- WORK TO COMPLETE -
The entries below need to be written out exactly, with no pictures included.

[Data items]
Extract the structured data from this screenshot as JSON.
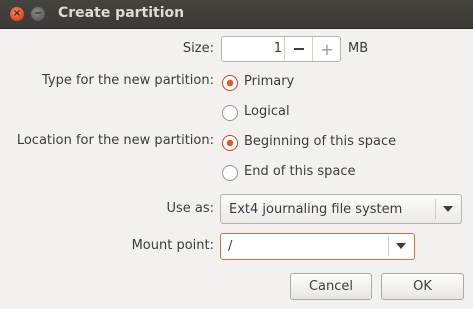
{
  "window": {
    "title": "Create partition",
    "close_glyph": "×",
    "minimize_glyph": "−"
  },
  "size": {
    "label": "Size:",
    "value": "1",
    "unit": "MB",
    "minus_icon": "minus-icon",
    "plus_glyph": "+"
  },
  "type": {
    "label": "Type for the new partition:",
    "options": [
      "Primary",
      "Logical"
    ],
    "selected": "Primary"
  },
  "location": {
    "label": "Location for the new partition:",
    "options": [
      "Beginning of this space",
      "End of this space"
    ],
    "selected": "Beginning of this space"
  },
  "use_as": {
    "label": "Use as:",
    "value": "Ext4 journaling file system"
  },
  "mount_point": {
    "label": "Mount point:",
    "value": "/"
  },
  "buttons": {
    "cancel": "Cancel",
    "ok": "OK"
  },
  "colors": {
    "accent": "#e1592a",
    "title_bar": "#3c3b37",
    "background": "#f2f1f0"
  }
}
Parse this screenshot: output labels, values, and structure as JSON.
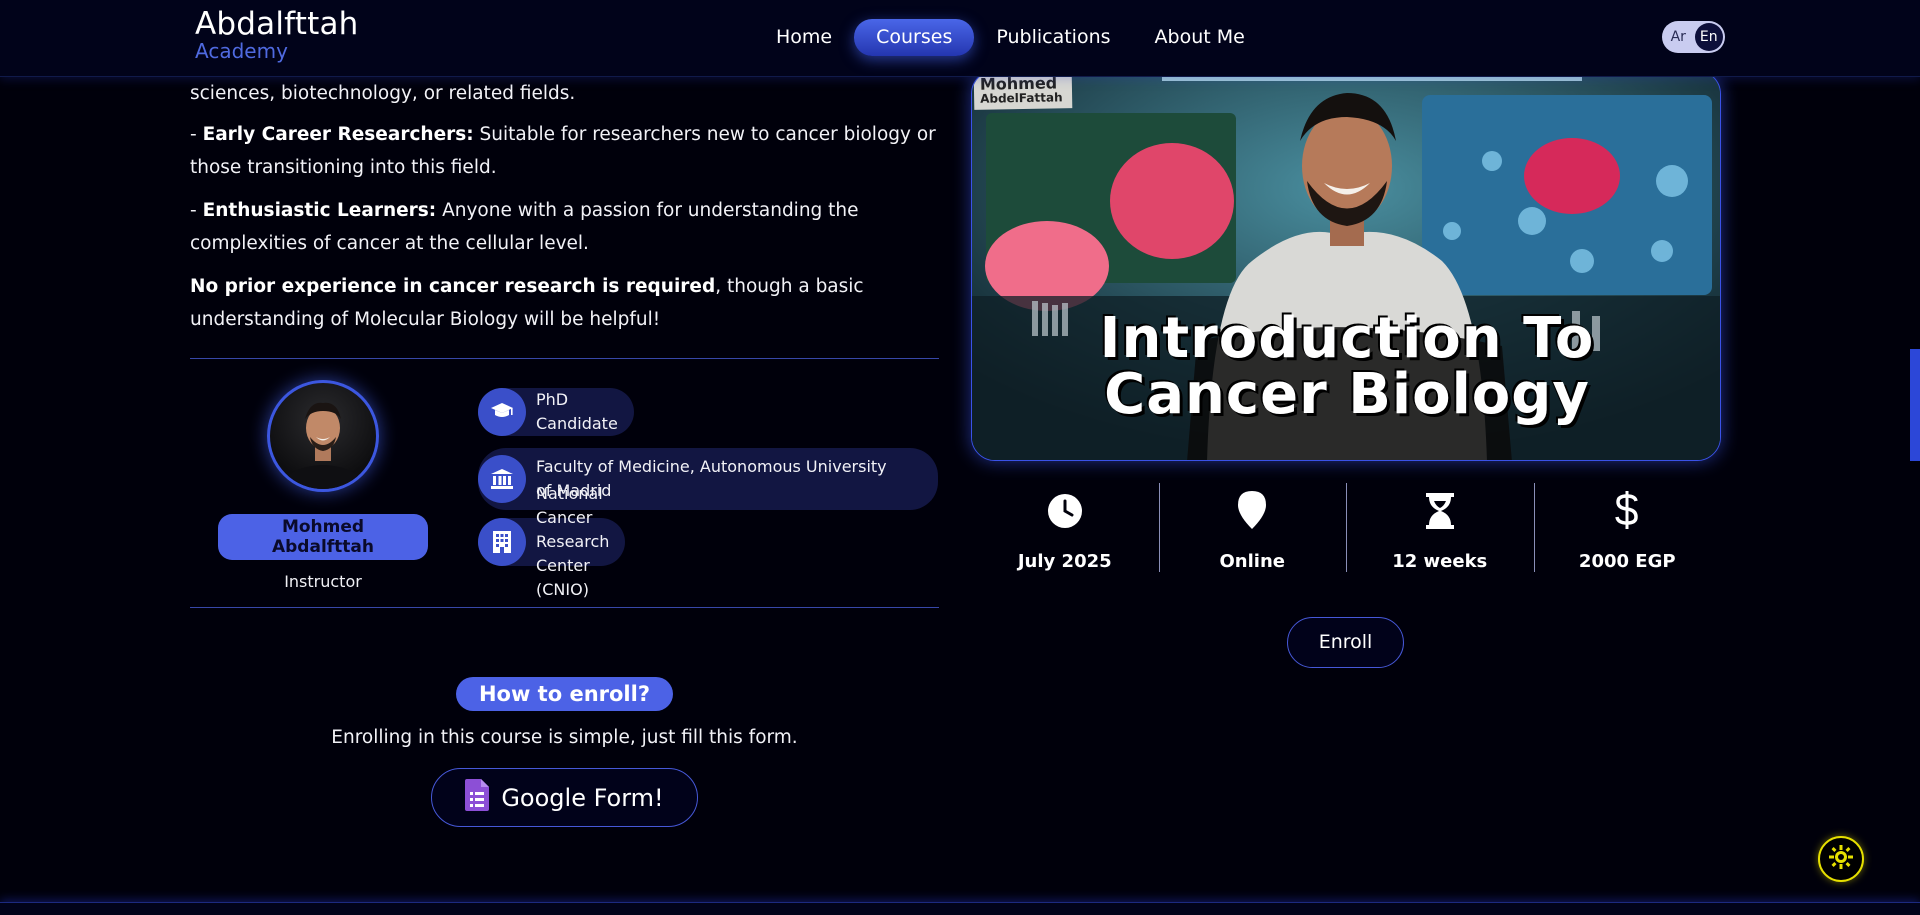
{
  "header": {
    "logo_title": "Abdalfttah",
    "logo_subtitle": "Academy",
    "nav": [
      {
        "label": "Home",
        "active": false
      },
      {
        "label": "Courses",
        "active": true
      },
      {
        "label": "Publications",
        "active": false
      },
      {
        "label": "About Me",
        "active": false
      }
    ],
    "lang": {
      "ar": "Ar",
      "en": "En",
      "selected": "En"
    }
  },
  "audience": {
    "line_intro": "sciences, biotechnology, or related fields.",
    "early_prefix": "- ",
    "early_title": "Early Career Researchers:",
    "early_text": " Suitable for researchers new to cancer biology or those transitioning into this field.",
    "learners_prefix": "- ",
    "learners_title": "Enthusiastic Learners:",
    "learners_text": " Anyone with a passion for understanding the complexities of cancer at the cellular level.",
    "requirement_bold": "No prior experience in cancer research is required",
    "requirement_text": ", though a basic understanding of Molecular Biology will be helpful!"
  },
  "instructor": {
    "name": "Mohmed Abdalfttah",
    "role": "Instructor",
    "credentials": [
      {
        "icon": "graduation-cap-icon",
        "text": "PhD Candidate"
      },
      {
        "icon": "university-icon",
        "text": "Faculty of Medicine, Autonomous University of Madrid"
      },
      {
        "icon": "building-icon",
        "text": "National Cancer Research Center (CNIO)"
      }
    ]
  },
  "enroll_info": {
    "heading": "How to enroll?",
    "text": "Enrolling in this course is simple, just fill this form.",
    "form_button": "Google Form!"
  },
  "course": {
    "banner_signature_line1": "Mohmed",
    "banner_signature_line2": "AbdelFattah",
    "banner_title_line1": "Introduction To",
    "banner_title_line2": "Cancer Biology",
    "stats": [
      {
        "icon": "clock-icon",
        "value": "July 2025"
      },
      {
        "icon": "location-pin-icon",
        "value": "Online"
      },
      {
        "icon": "hourglass-icon",
        "value": "12 weeks"
      },
      {
        "icon": "dollar-icon",
        "value": "2000 EGP"
      }
    ],
    "enroll_button": "Enroll"
  },
  "colors": {
    "background": "#00000b",
    "accent": "#4c62e6",
    "header_bg": "#01031a",
    "theme_toggle": "#e6e000"
  }
}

- CORRECT OUTPUT -
Extract the structured data from this screenshot as JSON.
{
  "window": {
    "title": "Create partition",
    "close_glyph": "×",
    "minimize_glyph": "−"
  },
  "size": {
    "label": "Size:",
    "value": "1",
    "unit": "MB",
    "minus_icon": "minus-icon",
    "plus_glyph": "+"
  },
  "type": {
    "label": "Type for the new partition:",
    "options": [
      "Primary",
      "Logical"
    ],
    "selected": "Primary"
  },
  "location": {
    "label": "Location for the new partition:",
    "options": [
      "Beginning of this space",
      "End of this space"
    ],
    "selected": "Beginning of this space"
  },
  "use_as": {
    "label": "Use as:",
    "value": "Ext4 journaling file system"
  },
  "mount_point": {
    "label": "Mount point:",
    "value": "/"
  },
  "buttons": {
    "cancel": "Cancel",
    "ok": "OK"
  },
  "colors": {
    "accent": "#e1592a",
    "title_bar": "#3c3b37",
    "background": "#f2f1f0"
  }
}
Parse this screenshot: output labels, values, and structure as JSON.
{
  "header": {
    "logo_title": "Abdalfttah",
    "logo_subtitle": "Academy",
    "nav": [
      {
        "label": "Home",
        "active": false
      },
      {
        "label": "Courses",
        "active": true
      },
      {
        "label": "Publications",
        "active": false
      },
      {
        "label": "About Me",
        "active": false
      }
    ],
    "lang": {
      "ar": "Ar",
      "en": "En",
      "selected": "En"
    }
  },
  "audience": {
    "line_intro": "sciences, biotechnology, or related fields.",
    "early_prefix": "- ",
    "early_title": "Early Career Researchers:",
    "early_text": " Suitable for researchers new to cancer biology or those transitioning into this field.",
    "learners_prefix": "- ",
    "learners_title": "Enthusiastic Learners:",
    "learners_text": " Anyone with a passion for understanding the complexities of cancer at the cellular level.",
    "requirement_bold": "No prior experience in cancer research is required",
    "requirement_text": ", though a basic understanding of Molecular Biology will be helpful!"
  },
  "instructor": {
    "name": "Mohmed Abdalfttah",
    "role": "Instructor",
    "credentials": [
      {
        "icon": "graduation-cap-icon",
        "text": "PhD Candidate"
      },
      {
        "icon": "university-icon",
        "text": "Faculty of Medicine, Autonomous University of Madrid"
      },
      {
        "icon": "building-icon",
        "text": "National Cancer Research Center (CNIO)"
      }
    ]
  },
  "enroll_info": {
    "heading": "How to enroll?",
    "text": "Enrolling in this course is simple, just fill this form.",
    "form_button": "Google Form!"
  },
  "course": {
    "banner_signature_line1": "Mohmed",
    "banner_signature_line2": "AbdelFattah",
    "banner_title_line1": "Introduction To",
    "banner_title_line2": "Cancer Biology",
    "stats": [
      {
        "icon": "clock-icon",
        "value": "July 2025"
      },
      {
        "icon": "location-pin-icon",
        "value": "Online"
      },
      {
        "icon": "hourglass-icon",
        "value": "12 weeks"
      },
      {
        "icon": "dollar-icon",
        "value": "2000 EGP"
      }
    ],
    "enroll_button": "Enroll"
  },
  "colors": {
    "background": "#00000b",
    "accent": "#4c62e6",
    "header_bg": "#01031a",
    "theme_toggle": "#e6e000"
  }
}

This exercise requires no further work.